== ITEMS

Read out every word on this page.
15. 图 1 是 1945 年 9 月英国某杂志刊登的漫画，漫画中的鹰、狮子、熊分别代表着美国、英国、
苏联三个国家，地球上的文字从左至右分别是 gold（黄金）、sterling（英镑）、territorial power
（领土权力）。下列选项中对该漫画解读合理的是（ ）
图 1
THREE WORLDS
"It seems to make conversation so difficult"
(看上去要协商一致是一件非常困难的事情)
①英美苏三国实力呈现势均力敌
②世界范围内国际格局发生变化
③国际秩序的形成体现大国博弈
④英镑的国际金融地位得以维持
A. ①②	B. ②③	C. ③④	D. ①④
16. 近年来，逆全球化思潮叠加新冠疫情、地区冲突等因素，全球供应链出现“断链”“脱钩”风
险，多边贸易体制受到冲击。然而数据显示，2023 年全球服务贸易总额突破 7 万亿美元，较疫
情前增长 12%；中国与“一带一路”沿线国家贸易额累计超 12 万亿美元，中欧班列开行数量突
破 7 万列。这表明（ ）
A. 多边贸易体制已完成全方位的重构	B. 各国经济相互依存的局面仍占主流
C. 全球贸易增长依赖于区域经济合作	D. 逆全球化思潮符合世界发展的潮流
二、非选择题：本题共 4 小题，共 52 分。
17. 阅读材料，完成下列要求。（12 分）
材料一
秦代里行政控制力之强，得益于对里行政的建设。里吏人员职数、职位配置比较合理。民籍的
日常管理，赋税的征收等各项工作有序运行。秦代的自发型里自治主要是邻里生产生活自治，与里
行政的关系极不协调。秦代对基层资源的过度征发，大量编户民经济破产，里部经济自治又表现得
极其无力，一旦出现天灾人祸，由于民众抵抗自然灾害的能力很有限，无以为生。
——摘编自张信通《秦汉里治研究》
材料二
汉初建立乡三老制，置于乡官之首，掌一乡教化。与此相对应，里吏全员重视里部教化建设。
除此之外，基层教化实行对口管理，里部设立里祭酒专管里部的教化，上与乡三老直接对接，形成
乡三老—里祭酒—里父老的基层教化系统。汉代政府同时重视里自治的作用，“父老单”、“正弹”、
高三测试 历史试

====

### STATED EXERCISE:
Copy every line of the records above that holds the word "万亿美元".

### RESULT OF THIS TASK:
险，多边贸易体制受到冲击。然而数据显示，2023 年全球服务贸易总额突破 7 万亿美元，较疫
情前增长 12%；中国与“一带一路”沿线国家贸易额累计超 12 万亿美元，中欧班列开行数量突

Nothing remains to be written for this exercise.